======== Information given ========

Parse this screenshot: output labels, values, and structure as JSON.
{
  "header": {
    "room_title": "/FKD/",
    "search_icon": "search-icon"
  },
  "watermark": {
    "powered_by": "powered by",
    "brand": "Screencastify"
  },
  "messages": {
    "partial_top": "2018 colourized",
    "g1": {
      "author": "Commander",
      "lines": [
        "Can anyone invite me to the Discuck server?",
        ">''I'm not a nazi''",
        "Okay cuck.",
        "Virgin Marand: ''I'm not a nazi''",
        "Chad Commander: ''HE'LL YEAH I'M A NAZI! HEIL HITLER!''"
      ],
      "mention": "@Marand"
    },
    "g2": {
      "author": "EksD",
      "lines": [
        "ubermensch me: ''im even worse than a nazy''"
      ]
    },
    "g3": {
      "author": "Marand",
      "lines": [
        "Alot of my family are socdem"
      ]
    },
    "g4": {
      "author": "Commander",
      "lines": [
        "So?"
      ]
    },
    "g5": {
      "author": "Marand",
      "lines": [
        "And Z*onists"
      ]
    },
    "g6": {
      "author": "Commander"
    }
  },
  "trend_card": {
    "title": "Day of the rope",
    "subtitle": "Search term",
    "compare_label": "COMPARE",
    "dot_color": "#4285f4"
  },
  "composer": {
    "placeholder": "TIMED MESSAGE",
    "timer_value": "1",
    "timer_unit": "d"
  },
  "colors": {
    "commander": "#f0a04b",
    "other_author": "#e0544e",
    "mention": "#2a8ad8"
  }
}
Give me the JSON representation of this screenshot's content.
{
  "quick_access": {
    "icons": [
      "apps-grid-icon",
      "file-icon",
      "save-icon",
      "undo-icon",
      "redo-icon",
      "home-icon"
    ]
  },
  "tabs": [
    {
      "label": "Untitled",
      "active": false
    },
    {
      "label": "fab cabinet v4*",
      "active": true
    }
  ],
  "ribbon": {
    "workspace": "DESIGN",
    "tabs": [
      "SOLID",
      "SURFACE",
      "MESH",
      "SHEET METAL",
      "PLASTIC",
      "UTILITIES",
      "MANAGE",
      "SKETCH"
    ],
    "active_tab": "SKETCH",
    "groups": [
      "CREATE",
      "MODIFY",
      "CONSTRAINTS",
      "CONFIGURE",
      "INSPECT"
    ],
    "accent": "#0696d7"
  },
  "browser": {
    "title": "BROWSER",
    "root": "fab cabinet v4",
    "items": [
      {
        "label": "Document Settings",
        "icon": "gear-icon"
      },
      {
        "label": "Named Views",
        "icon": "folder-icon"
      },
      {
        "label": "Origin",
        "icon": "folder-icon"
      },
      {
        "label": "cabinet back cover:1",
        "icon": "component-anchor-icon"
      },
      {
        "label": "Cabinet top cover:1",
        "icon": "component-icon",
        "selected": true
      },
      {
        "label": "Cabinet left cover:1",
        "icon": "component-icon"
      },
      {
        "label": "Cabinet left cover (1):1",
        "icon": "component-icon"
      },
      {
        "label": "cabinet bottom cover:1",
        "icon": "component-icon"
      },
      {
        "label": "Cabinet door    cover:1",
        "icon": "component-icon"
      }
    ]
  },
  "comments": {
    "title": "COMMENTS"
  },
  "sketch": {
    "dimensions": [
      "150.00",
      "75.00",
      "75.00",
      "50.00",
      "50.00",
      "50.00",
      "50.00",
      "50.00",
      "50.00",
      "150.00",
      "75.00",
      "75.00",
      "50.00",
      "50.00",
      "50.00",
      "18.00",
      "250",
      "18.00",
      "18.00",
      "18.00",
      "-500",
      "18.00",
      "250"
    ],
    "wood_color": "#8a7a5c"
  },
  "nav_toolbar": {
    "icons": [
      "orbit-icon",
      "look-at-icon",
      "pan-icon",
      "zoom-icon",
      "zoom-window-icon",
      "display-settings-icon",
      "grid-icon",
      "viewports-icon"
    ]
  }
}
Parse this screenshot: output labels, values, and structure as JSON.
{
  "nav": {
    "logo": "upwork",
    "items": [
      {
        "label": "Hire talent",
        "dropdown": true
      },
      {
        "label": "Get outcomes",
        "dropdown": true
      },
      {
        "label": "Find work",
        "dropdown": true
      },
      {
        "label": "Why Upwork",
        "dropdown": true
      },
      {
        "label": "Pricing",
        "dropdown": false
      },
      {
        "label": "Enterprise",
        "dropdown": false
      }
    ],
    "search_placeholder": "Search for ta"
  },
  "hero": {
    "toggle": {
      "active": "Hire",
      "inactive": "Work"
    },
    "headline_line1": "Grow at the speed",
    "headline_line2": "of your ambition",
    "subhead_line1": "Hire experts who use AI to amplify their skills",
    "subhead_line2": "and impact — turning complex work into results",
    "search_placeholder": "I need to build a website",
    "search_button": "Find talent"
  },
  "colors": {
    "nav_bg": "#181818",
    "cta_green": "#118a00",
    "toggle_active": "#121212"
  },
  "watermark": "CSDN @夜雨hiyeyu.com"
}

========

Your task is to reproduce the whole listing exactly.

Parse this screenshot: output labels, values, and structure as JSON.
{
  "header": {
    "room_title": "/FKD/",
    "search_icon": "search-icon"
  },
  "watermark": {
    "powered_by": "powered by",
    "brand": "Screencastify"
  },
  "messages": {
    "partial_top": "2018 colourized",
    "g1": {
      "author": "Commander",
      "lines": [
        "Can anyone invite me to the Discuck server?",
        ">''I'm not a nazi''",
        "Okay cuck.",
        "Virgin Marand: ''I'm not a nazi''",
        "Chad Commander: ''HE'LL YEAH I'M A NAZI! HEIL HITLER!''"
      ],
      "mention": "@Marand"
    },
    "g2": {
      "author": "EksD",
      "lines": [
        "ubermensch me: ''im even worse than a nazy''"
      ]
    },
    "g3": {
      "author": "Marand",
      "lines": [
        "Alot of my family are socdem"
      ]
    },
    "g4": {
      "author": "Commander",
      "lines": [
        "So?"
      ]
    },
    "g5": {
      "author": "Marand",
      "lines": [
        "And Z*onists"
      ]
    },
    "g6": {
      "author": "Commander"
    }
  },
  "trend_card": {
    "title": "Day of the rope",
    "subtitle": "Search term",
    "compare_label": "COMPARE",
    "dot_color": "#4285f4"
  },
  "composer": {
    "placeholder": "TIMED MESSAGE",
    "timer_value": "1",
    "timer_unit": "d"
  },
  "colors": {
    "commander": "#f0a04b",
    "other_author": "#e0544e",
    "mention": "#2a8ad8"
  }
}
Give me the JSON representation of this screenshot's content.
{
  "quick_access": {
    "icons": [
      "apps-grid-icon",
      "file-icon",
      "save-icon",
      "undo-icon",
      "redo-icon",
      "home-icon"
    ]
  },
  "tabs": [
    {
      "label": "Untitled",
      "active": false
    },
    {
      "label": "fab cabinet v4*",
      "active": true
    }
  ],
  "ribbon": {
    "workspace": "DESIGN",
    "tabs": [
      "SOLID",
      "SURFACE",
      "MESH",
      "SHEET METAL",
      "PLASTIC",
      "UTILITIES",
      "MANAGE",
      "SKETCH"
    ],
    "active_tab": "SKETCH",
    "groups": [
      "CREATE",
      "MODIFY",
      "CONSTRAINTS",
      "CONFIGURE",
      "INSPECT"
    ],
    "accent": "#0696d7"
  },
  "browser": {
    "title": "BROWSER",
    "root": "fab cabinet v4",
    "items": [
      {
        "label": "Document Settings",
        "icon": "gear-icon"
      },
      {
        "label": "Named Views",
        "icon": "folder-icon"
      },
      {
        "label": "Origin",
        "icon": "folder-icon"
      },
      {
        "label": "cabinet back cover:1",
        "icon": "component-anchor-icon"
      },
      {
        "label": "Cabinet top cover:1",
        "icon": "component-icon",
        "selected": true
      },
      {
        "label": "Cabinet left cover:1",
        "icon": "component-icon"
      },
      {
        "label": "Cabinet left cover (1):1",
        "icon": "component-icon"
      },
      {
        "label": "cabinet bottom cover:1",
        "icon": "component-icon"
      },
      {
        "label": "Cabinet door    cover:1",
        "icon": "component-icon"
      }
    ]
  },
  "comments": {
    "title": "COMMENTS"
  },
  "sketch": {
    "dimensions": [
      "150.00",
      "75.00",
      "75.00",
      "50.00",
      "50.00",
      "50.00",
      "50.00",
      "50.00",
      "50.00",
      "150.00",
      "75.00",
      "75.00",
      "50.00",
      "50.00",
      "50.00",
      "18.00",
      "250",
      "18.00",
      "18.00",
      "18.00",
      "-500",
      "18.00",
      "250"
    ],
    "wood_color": "#8a7a5c"
  },
  "nav_toolbar": {
    "icons": [
      "orbit-icon",
      "look-at-icon",
      "pan-icon",
      "zoom-icon",
      "zoom-window-icon",
      "display-settings-icon",
      "grid-icon",
      "viewports-icon"
    ]
  }
}
Parse this screenshot: output labels, values, and structure as JSON.
{
  "nav": {
    "logo": "upwork",
    "items": [
      {
        "label": "Hire talent",
        "dropdown": true
      },
      {
        "label": "Get outcomes",
        "dropdown": true
      },
      {
        "label": "Find work",
        "dropdown": true
      },
      {
        "label": "Why Upwork",
        "dropdown": true
      },
      {
        "label": "Pricing",
        "dropdown": false
      },
      {
        "label": "Enterprise",
        "dropdown": false
      }
    ],
    "search_placeholder": "Search for ta"
  },
  "hero": {
    "toggle": {
      "active": "Hire",
      "inactive": "Work"
    },
    "headline_line1": "Grow at the speed",
    "headline_line2": "of your ambition",
    "subhead_line1": "Hire experts who use AI to amplify their skills",
    "subhead_line2": "and impact — turning complex work into results",
    "search_placeholder": "I need to build a website",
    "search_button": "Find talent"
  },
  "colors": {
    "nav_bg": "#181818",
    "cta_green": "#118a00",
    "toggle_active": "#121212"
  },
  "watermark": "CSDN @夜雨hiyeyu.com"
}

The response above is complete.